What you have to do = Draw out every line with the word "Risk" from the listing below.

Working data =
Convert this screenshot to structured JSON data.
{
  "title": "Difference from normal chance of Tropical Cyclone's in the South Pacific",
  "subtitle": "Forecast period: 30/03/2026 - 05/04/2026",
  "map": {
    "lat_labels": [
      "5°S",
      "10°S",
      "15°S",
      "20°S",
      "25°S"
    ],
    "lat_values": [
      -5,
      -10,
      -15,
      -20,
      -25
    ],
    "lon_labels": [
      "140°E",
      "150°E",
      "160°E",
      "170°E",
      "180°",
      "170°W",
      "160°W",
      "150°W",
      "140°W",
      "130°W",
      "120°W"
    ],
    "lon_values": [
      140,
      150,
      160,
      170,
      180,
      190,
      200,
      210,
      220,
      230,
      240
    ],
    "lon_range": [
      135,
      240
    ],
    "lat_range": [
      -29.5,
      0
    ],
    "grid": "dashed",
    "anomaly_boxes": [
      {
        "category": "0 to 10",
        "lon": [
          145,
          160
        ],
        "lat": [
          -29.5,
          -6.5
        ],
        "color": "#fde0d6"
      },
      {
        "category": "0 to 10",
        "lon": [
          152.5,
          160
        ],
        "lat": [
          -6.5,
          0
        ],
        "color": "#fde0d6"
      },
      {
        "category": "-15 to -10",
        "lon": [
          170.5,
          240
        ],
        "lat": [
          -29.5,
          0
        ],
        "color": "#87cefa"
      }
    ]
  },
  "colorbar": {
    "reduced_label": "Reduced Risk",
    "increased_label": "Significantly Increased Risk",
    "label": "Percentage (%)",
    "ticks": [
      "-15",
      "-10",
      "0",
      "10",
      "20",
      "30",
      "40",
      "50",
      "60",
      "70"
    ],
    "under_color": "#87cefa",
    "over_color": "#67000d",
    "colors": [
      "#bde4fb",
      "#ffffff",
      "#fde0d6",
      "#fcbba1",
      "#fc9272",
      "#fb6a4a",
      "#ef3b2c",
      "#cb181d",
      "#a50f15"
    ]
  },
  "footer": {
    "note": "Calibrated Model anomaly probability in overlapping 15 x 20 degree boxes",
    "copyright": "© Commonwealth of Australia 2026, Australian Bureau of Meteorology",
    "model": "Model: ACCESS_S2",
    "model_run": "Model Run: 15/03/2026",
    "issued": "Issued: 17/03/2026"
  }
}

Solution =
    "reduced_label": "Reduced Risk",
    "increased_label": "Significantly Increased Risk",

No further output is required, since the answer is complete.